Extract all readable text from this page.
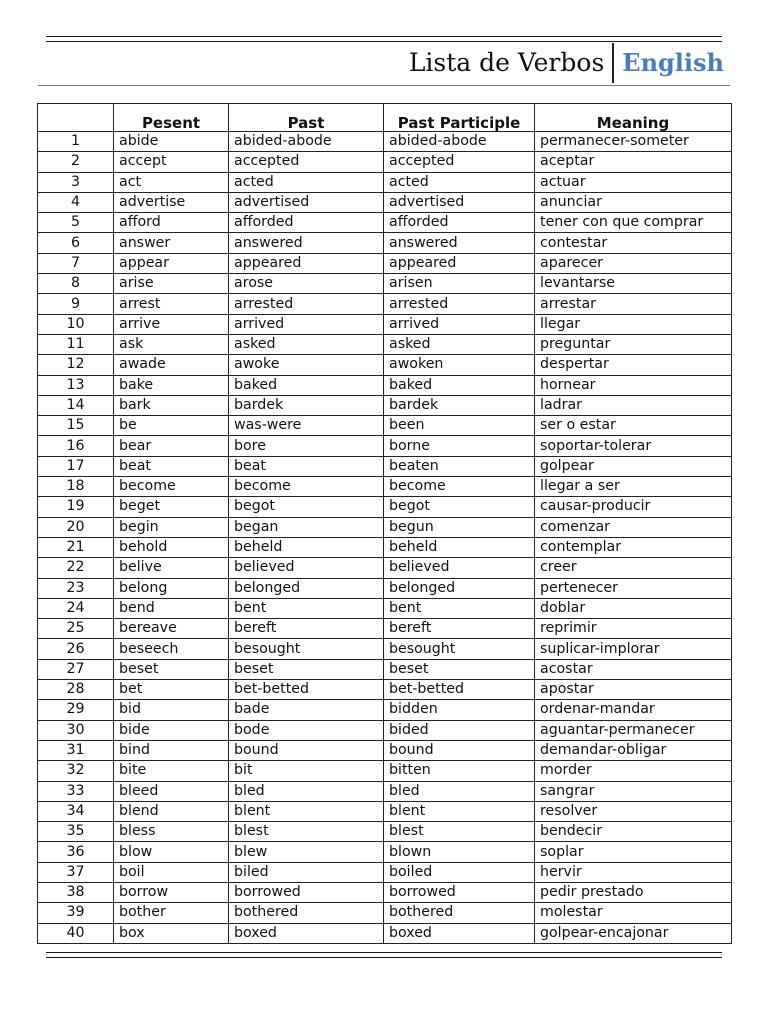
Lista de Verbos English
	Pesent	Past	Past Participle	Meaning
1	abide	abided-abode	abided-abode	permanecer-someter
2	accept	accepted	accepted	aceptar
3	act	acted	acted	actuar
4	advertise	advertised	advertised	anunciar
5	afford	afforded	afforded	tener con que comprar
6	answer	answered	answered	contestar
7	appear	appeared	appeared	aparecer
8	arise	arose	arisen	levantarse
9	arrest	arrested	arrested	arrestar
10	arrive	arrived	arrived	llegar
11	ask	asked	asked	preguntar
12	awade	awoke	awoken	despertar
13	bake	baked	baked	hornear
14	bark	bardek	bardek	ladrar
15	be	was-were	been	ser o estar
16	bear	bore	borne	soportar-tolerar
17	beat	beat	beaten	golpear
18	become	become	become	llegar a ser
19	beget	begot	begot	causar-producir
20	begin	began	begun	comenzar
21	behold	beheld	beheld	contemplar
22	belive	believed	believed	creer
23	belong	belonged	belonged	pertenecer
24	bend	bent	bent	doblar
25	bereave	bereft	bereft	reprimir
26	beseech	besought	besought	suplicar-implorar
27	beset	beset	beset	acostar
28	bet	bet-betted	bet-betted	apostar
29	bid	bade	bidden	ordenar-mandar
30	bide	bode	bided	aguantar-permanecer
31	bind	bound	bound	demandar-obligar
32	bite	bit	bitten	morder
33	bleed	bled	bled	sangrar
34	blend	blent	blent	resolver
35	bless	blest	blest	bendecir
36	blow	blew	blown	soplar
37	boil	biled	boiled	hervir
38	borrow	borrowed	borrowed	pedir prestado
39	bother	bothered	bothered	molestar
40	box	boxed	boxed	golpear-encajonar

****************************************

What the task asks:
Repeat the listing verbatim. Skip the pictures.

Output for this task:
Extract all readable text from this page.
Lista de Verbos English
	Pesent	Past	Past Participle	Meaning
1	abide	abided-abode	abided-abode	permanecer-someter
2	accept	accepted	accepted	aceptar
3	act	acted	acted	actuar
4	advertise	advertised	advertised	anunciar
5	afford	afforded	afforded	tener con que comprar
6	answer	answered	answered	contestar
7	appear	appeared	appeared	aparecer
8	arise	arose	arisen	levantarse
9	arrest	arrested	arrested	arrestar
10	arrive	arrived	arrived	llegar
11	ask	asked	asked	preguntar
12	awade	awoke	awoken	despertar
13	bake	baked	baked	hornear
14	bark	bardek	bardek	ladrar
15	be	was-were	been	ser o estar
16	bear	bore	borne	soportar-tolerar
17	beat	beat	beaten	golpear
18	become	become	become	llegar a ser
19	beget	begot	begot	causar-producir
20	begin	began	begun	comenzar
21	behold	beheld	beheld	contemplar
22	belive	believed	believed	creer
23	belong	belonged	belonged	pertenecer
24	bend	bent	bent	doblar
25	bereave	bereft	bereft	reprimir
26	beseech	besought	besought	suplicar-implorar
27	beset	beset	beset	acostar
28	bet	bet-betted	bet-betted	apostar
29	bid	bade	bidden	ordenar-mandar
30	bide	bode	bided	aguantar-permanecer
31	bind	bound	bound	demandar-obligar
32	bite	bit	bitten	morder
33	bleed	bled	bled	sangrar
34	blend	blent	blent	resolver
35	bless	blest	blest	bendecir
36	blow	blew	blown	soplar
37	boil	biled	boiled	hervir
38	borrow	borrowed	borrowed	pedir prestado
39	bother	bothered	bothered	molestar
40	box	boxed	boxed	golpear-encajonar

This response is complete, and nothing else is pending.